# What is asked
Extract all of the data and reproduce it precisely.

□ □ □

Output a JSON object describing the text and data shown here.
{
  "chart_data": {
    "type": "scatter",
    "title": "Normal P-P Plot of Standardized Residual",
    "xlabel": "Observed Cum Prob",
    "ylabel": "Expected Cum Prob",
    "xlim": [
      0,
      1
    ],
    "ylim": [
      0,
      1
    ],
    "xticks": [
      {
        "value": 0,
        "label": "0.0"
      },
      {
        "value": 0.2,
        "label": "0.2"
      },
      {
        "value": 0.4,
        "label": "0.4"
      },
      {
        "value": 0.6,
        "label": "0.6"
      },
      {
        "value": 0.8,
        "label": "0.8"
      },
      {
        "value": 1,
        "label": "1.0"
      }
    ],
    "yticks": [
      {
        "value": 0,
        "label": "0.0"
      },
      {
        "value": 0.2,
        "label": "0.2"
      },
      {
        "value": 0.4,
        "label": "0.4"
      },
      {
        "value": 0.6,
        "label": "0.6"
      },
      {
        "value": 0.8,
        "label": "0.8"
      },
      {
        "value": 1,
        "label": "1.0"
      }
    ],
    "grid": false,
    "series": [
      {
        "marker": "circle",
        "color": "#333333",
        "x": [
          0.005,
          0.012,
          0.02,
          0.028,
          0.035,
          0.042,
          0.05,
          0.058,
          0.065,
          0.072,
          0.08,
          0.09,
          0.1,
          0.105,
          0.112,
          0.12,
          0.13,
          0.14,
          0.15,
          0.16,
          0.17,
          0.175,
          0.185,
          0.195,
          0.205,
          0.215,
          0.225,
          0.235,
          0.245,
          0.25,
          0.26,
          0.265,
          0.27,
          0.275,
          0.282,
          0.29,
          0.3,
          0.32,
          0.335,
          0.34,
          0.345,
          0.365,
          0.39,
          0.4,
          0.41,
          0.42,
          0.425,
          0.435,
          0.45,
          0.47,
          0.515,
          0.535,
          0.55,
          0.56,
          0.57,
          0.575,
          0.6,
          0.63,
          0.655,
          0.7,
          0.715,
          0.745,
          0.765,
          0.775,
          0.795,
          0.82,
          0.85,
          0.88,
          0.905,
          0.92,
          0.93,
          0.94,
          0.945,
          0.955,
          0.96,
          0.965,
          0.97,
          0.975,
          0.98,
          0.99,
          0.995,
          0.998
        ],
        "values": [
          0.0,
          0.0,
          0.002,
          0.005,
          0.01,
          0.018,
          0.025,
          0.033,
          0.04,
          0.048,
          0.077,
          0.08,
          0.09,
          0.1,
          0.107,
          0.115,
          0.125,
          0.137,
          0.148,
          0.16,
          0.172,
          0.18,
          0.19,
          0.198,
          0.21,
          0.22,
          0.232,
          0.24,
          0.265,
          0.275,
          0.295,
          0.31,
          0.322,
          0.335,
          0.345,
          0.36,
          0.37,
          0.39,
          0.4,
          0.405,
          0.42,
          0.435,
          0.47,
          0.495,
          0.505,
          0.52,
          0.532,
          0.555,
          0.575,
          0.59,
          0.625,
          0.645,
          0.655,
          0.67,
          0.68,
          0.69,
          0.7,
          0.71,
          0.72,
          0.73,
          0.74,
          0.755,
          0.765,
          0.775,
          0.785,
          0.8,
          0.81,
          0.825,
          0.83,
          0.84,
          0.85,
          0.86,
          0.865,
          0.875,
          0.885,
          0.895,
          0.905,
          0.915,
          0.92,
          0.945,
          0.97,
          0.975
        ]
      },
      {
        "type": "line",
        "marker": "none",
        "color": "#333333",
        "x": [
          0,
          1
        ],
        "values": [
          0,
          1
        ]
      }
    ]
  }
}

□ □ □

# Solution
Output a JSON object describing the text and data shown here.
{
  "chart_data": {
    "type": "scatter",
    "title": "Normal P-P Plot of Standardized Residual",
    "xlabel": "Observed Cum Prob",
    "ylabel": "Expected Cum Prob",
    "xlim": [
      0,
      1
    ],
    "ylim": [
      0,
      1
    ],
    "xticks": [
      {
        "value": 0,
        "label": "0.0"
      },
      {
        "value": 0.2,
        "label": "0.2"
      },
      {
        "value": 0.4,
        "label": "0.4"
      },
      {
        "value": 0.6,
        "label": "0.6"
      },
      {
        "value": 0.8,
        "label": "0.8"
      },
      {
        "value": 1,
        "label": "1.0"
      }
    ],
    "yticks": [
      {
        "value": 0,
        "label": "0.0"
      },
      {
        "value": 0.2,
        "label": "0.2"
      },
      {
        "value": 0.4,
        "label": "0.4"
      },
      {
        "value": 0.6,
        "label": "0.6"
      },
      {
        "value": 0.8,
        "label": "0.8"
      },
      {
        "value": 1,
        "label": "1.0"
      }
    ],
    "grid": false,
    "series": [
      {
        "marker": "circle",
        "color": "#333333",
        "x": [
          0.005,
          0.012,
          0.02,
          0.028,
          0.035,
          0.042,
          0.05,
          0.058,
          0.065,
          0.072,
          0.08,
          0.09,
          0.1,
          0.105,
          0.112,
          0.12,
          0.13,
          0.14,
          0.15,
          0.16,
          0.17,
          0.175,
          0.185,
          0.195,
          0.205,
          0.215,
          0.225,
          0.235,
          0.245,
          0.25,
          0.26,
          0.265,
          0.27,
          0.275,
          0.282,
          0.29,
          0.3,
          0.32,
          0.335,
          0.34,
          0.345,
          0.365,
          0.39,
          0.4,
          0.41,
          0.42,
          0.425,
          0.435,
          0.45,
          0.47,
          0.515,
          0.535,
          0.55,
          0.56,
          0.57,
          0.575,
          0.6,
          0.63,
          0.655,
          0.7,
          0.715,
          0.745,
          0.765,
          0.775,
          0.795,
          0.82,
          0.85,
          0.88,
          0.905,
          0.92,
          0.93,
          0.94,
          0.945,
          0.955,
          0.96,
          0.965,
          0.97,
          0.975,
          0.98,
          0.99,
          0.995,
          0.998
        ],
        "values": [
          0.0,
          0.0,
          0.002,
          0.005,
          0.01,
          0.018,
          0.025,
          0.033,
          0.04,
          0.048,
          0.077,
          0.08,
          0.09,
          0.1,
          0.107,
          0.115,
          0.125,
          0.137,
          0.148,
          0.16,
          0.172,
          0.18,
          0.19,
          0.198,
          0.21,
          0.22,
          0.232,
          0.24,
          0.265,
          0.275,
          0.295,
          0.31,
          0.322,
          0.335,
          0.345,
          0.36,
          0.37,
          0.39,
          0.4,
          0.405,
          0.42,
          0.435,
          0.47,
          0.495,
          0.505,
          0.52,
          0.532,
          0.555,
          0.575,
          0.59,
          0.625,
          0.645,
          0.655,
          0.67,
          0.68,
          0.69,
          0.7,
          0.71,
          0.72,
          0.73,
          0.74,
          0.755,
          0.765,
          0.775,
          0.785,
          0.8,
          0.81,
          0.825,
          0.83,
          0.84,
          0.85,
          0.86,
          0.865,
          0.875,
          0.885,
          0.895,
          0.905,
          0.915,
          0.92,
          0.945,
          0.97,
          0.975
        ]
      },
      {
        "type": "line",
        "marker": "none",
        "color": "#333333",
        "x": [
          0,
          1
        ],
        "values": [
          0,
          1
        ]
      }
    ]
  }
}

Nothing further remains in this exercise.